-- Start --
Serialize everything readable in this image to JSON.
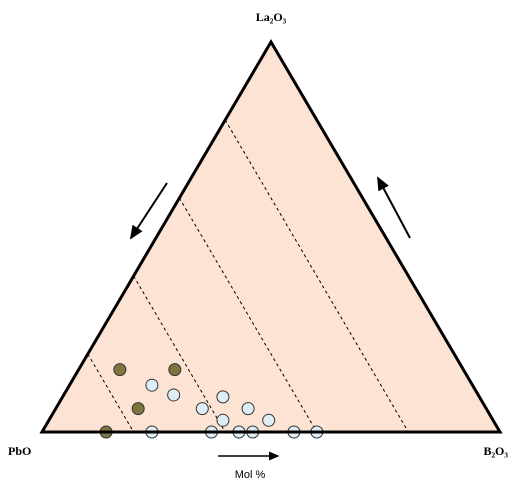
{
  "chart_data": {
    "type": "ternary",
    "vertices": [
      "PbO",
      "B₂O₃",
      "La₂O₃"
    ],
    "axis_label": "Mol %",
    "guides": [
      80,
      60,
      40,
      20
    ],
    "series": [
      {
        "color": "#7d7440",
        "values": [
          [
            9,
            16
          ],
          [
            21,
            16
          ],
          [
            18,
            6
          ],
          [
            14,
            0
          ]
        ]
      },
      {
        "color": "#deeef7",
        "values": [
          [
            18,
            12
          ],
          [
            24,
            9.5
          ],
          [
            35,
            9
          ],
          [
            42,
            6
          ],
          [
            32,
            6
          ],
          [
            38,
            3
          ],
          [
            48,
            3
          ],
          [
            24,
            0
          ],
          [
            37,
            0
          ],
          [
            43,
            0
          ],
          [
            46,
            0
          ],
          [
            55,
            0
          ],
          [
            60,
            0
          ]
        ]
      }
    ]
  }
}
-- End --
• _Written problem_
Make an exact copy of every record, pictures excluded.

• _Answer below_
Serialize everything readable in this image to JSON.
{
  "chart_data": {
    "type": "ternary",
    "vertices": [
      "PbO",
      "B₂O₃",
      "La₂O₃"
    ],
    "axis_label": "Mol %",
    "guides": [
      80,
      60,
      40,
      20
    ],
    "series": [
      {
        "color": "#7d7440",
        "values": [
          [
            9,
            16
          ],
          [
            21,
            16
          ],
          [
            18,
            6
          ],
          [
            14,
            0
          ]
        ]
      },
      {
        "color": "#deeef7",
        "values": [
          [
            18,
            12
          ],
          [
            24,
            9.5
          ],
          [
            35,
            9
          ],
          [
            42,
            6
          ],
          [
            32,
            6
          ],
          [
            38,
            3
          ],
          [
            48,
            3
          ],
          [
            24,
            0
          ],
          [
            37,
            0
          ],
          [
            43,
            0
          ],
          [
            46,
            0
          ],
          [
            55,
            0
          ],
          [
            60,
            0
          ]
        ]
      }
    ]
  }
}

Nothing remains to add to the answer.